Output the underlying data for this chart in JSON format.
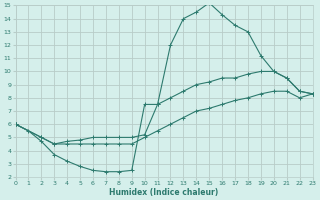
{
  "xlabel": "Humidex (Indice chaleur)",
  "bg_color": "#d5efeb",
  "grid_color": "#b8ccc8",
  "line_color": "#2d7a6e",
  "xlim": [
    0,
    23
  ],
  "ylim": [
    2,
    15
  ],
  "xticks": [
    0,
    1,
    2,
    3,
    4,
    5,
    6,
    7,
    8,
    9,
    10,
    11,
    12,
    13,
    14,
    15,
    16,
    17,
    18,
    19,
    20,
    21,
    22,
    23
  ],
  "yticks": [
    2,
    3,
    4,
    5,
    6,
    7,
    8,
    9,
    10,
    11,
    12,
    13,
    14,
    15
  ],
  "line1_x": [
    0,
    1,
    2,
    3,
    4,
    5,
    6,
    7,
    8,
    9,
    10,
    11,
    12,
    13,
    14,
    15,
    16,
    17,
    18,
    19,
    20,
    21,
    22,
    23
  ],
  "line1_y": [
    6.0,
    5.5,
    4.7,
    3.7,
    3.2,
    2.8,
    2.5,
    2.4,
    2.4,
    2.5,
    7.5,
    7.5,
    12.0,
    14.0,
    14.5,
    15.2,
    14.3,
    13.5,
    13.0,
    11.2,
    10.0,
    9.5,
    8.5,
    8.3
  ],
  "line2_x": [
    0,
    2,
    3,
    4,
    5,
    6,
    7,
    8,
    9,
    10,
    11,
    12,
    13,
    14,
    15,
    16,
    17,
    18,
    19,
    20,
    21,
    22,
    23
  ],
  "line2_y": [
    6.0,
    5.0,
    4.5,
    4.7,
    4.8,
    5.0,
    5.0,
    5.0,
    5.0,
    5.2,
    7.5,
    8.0,
    8.5,
    9.0,
    9.2,
    9.5,
    9.5,
    9.8,
    10.0,
    10.0,
    9.5,
    8.5,
    8.3
  ],
  "line3_x": [
    0,
    2,
    3,
    4,
    5,
    6,
    7,
    8,
    9,
    10,
    11,
    12,
    13,
    14,
    15,
    16,
    17,
    18,
    19,
    20,
    21,
    22,
    23
  ],
  "line3_y": [
    6.0,
    5.0,
    4.5,
    4.5,
    4.5,
    4.5,
    4.5,
    4.5,
    4.5,
    5.0,
    5.5,
    6.0,
    6.5,
    7.0,
    7.2,
    7.5,
    7.8,
    8.0,
    8.3,
    8.5,
    8.5,
    8.0,
    8.3
  ]
}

----------

[JOB]:
Print the entries above exactly, taking out only the pictures.

[ANSWER]:
Output the underlying data for this chart in JSON format.
{
  "xlabel": "Humidex (Indice chaleur)",
  "bg_color": "#d5efeb",
  "grid_color": "#b8ccc8",
  "line_color": "#2d7a6e",
  "xlim": [
    0,
    23
  ],
  "ylim": [
    2,
    15
  ],
  "xticks": [
    0,
    1,
    2,
    3,
    4,
    5,
    6,
    7,
    8,
    9,
    10,
    11,
    12,
    13,
    14,
    15,
    16,
    17,
    18,
    19,
    20,
    21,
    22,
    23
  ],
  "yticks": [
    2,
    3,
    4,
    5,
    6,
    7,
    8,
    9,
    10,
    11,
    12,
    13,
    14,
    15
  ],
  "line1_x": [
    0,
    1,
    2,
    3,
    4,
    5,
    6,
    7,
    8,
    9,
    10,
    11,
    12,
    13,
    14,
    15,
    16,
    17,
    18,
    19,
    20,
    21,
    22,
    23
  ],
  "line1_y": [
    6.0,
    5.5,
    4.7,
    3.7,
    3.2,
    2.8,
    2.5,
    2.4,
    2.4,
    2.5,
    7.5,
    7.5,
    12.0,
    14.0,
    14.5,
    15.2,
    14.3,
    13.5,
    13.0,
    11.2,
    10.0,
    9.5,
    8.5,
    8.3
  ],
  "line2_x": [
    0,
    2,
    3,
    4,
    5,
    6,
    7,
    8,
    9,
    10,
    11,
    12,
    13,
    14,
    15,
    16,
    17,
    18,
    19,
    20,
    21,
    22,
    23
  ],
  "line2_y": [
    6.0,
    5.0,
    4.5,
    4.7,
    4.8,
    5.0,
    5.0,
    5.0,
    5.0,
    5.2,
    7.5,
    8.0,
    8.5,
    9.0,
    9.2,
    9.5,
    9.5,
    9.8,
    10.0,
    10.0,
    9.5,
    8.5,
    8.3
  ],
  "line3_x": [
    0,
    2,
    3,
    4,
    5,
    6,
    7,
    8,
    9,
    10,
    11,
    12,
    13,
    14,
    15,
    16,
    17,
    18,
    19,
    20,
    21,
    22,
    23
  ],
  "line3_y": [
    6.0,
    5.0,
    4.5,
    4.5,
    4.5,
    4.5,
    4.5,
    4.5,
    4.5,
    5.0,
    5.5,
    6.0,
    6.5,
    7.0,
    7.2,
    7.5,
    7.8,
    8.0,
    8.3,
    8.5,
    8.5,
    8.0,
    8.3
  ]
}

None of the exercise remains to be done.